- **Aim**: Track down the lines that contain "tháng" and copy them.

- **Data supplied**:
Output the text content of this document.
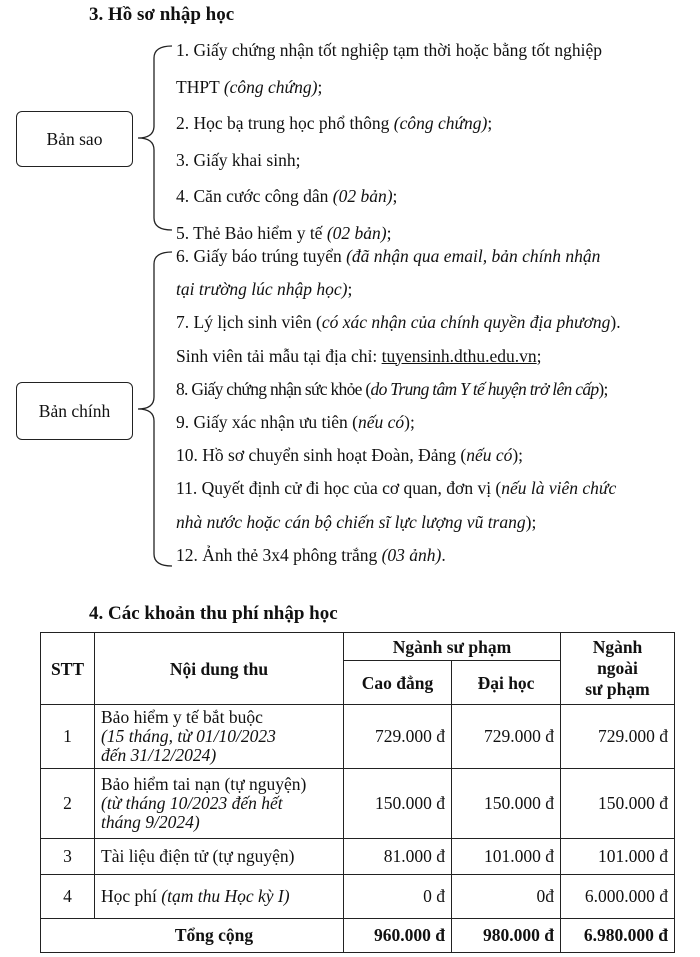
3. Hồ sơ nhập học
Bản sao
Bản chính
1. Giấy chứng nhận tốt nghiệp tạm thời hoặc bằng tốt nghiệp
THPT (công chứng);
2. Học bạ trung học phổ thông (công chứng);
3. Giấy khai sinh;
4. Căn cước công dân (02 bản);
5. Thẻ Bảo hiểm y tế (02 bản);
6. Giấy báo trúng tuyển (đã nhận qua email, bản chính nhận
tại trường lúc nhập học);
7. Lý lịch sinh viên (có xác nhận của chính quyền địa phương).
Sinh viên tải mẫu tại địa chỉ: tuyensinh.dthu.edu.vn;
8. Giấy chứng nhận sức khỏe (do Trung tâm Y tế huyện trở lên cấp);
9. Giấy xác nhận ưu tiên (nếu có);
10. Hồ sơ chuyển sinh hoạt Đoàn, Đảng (nếu có);
11. Quyết định cử đi học của cơ quan, đơn vị (nếu là viên chức
nhà nước hoặc cán bộ chiến sĩ lực lượng vũ trang);
12. Ảnh thẻ 3x4 phông trắng (03 ảnh).
4. Các khoản thu phí nhập học
STT	Nội dung thu	Ngành sư phạm		Ngành
ngoài
sư phạm
		Cao đẳng	Đại học	
1	Bảo hiểm y tế bắt buộc
(15 tháng, từ 01/10/2023
đến 31/12/2024)	729.000 đ	729.000 đ	729.000 đ
2	Bảo hiểm tai nạn (tự nguyện)
(từ tháng 10/2023 đến hết
tháng 9/2024)	150.000 đ	150.000 đ	150.000 đ
3	Tài liệu điện tử (tự nguyện)	81.000 đ	101.000 đ	101.000 đ
4	Học phí (tạm thu Học kỳ I)	0 đ	0đ	6.000.000 đ
Tổng cộng		960.000 đ	980.000 đ	6.980.000 đ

- **Worked answer**:
(15 tháng, từ 01/10/2023
(từ tháng 10/2023 đến hết
tháng 9/2024)	150.000 đ	150.000 đ	150.000 đ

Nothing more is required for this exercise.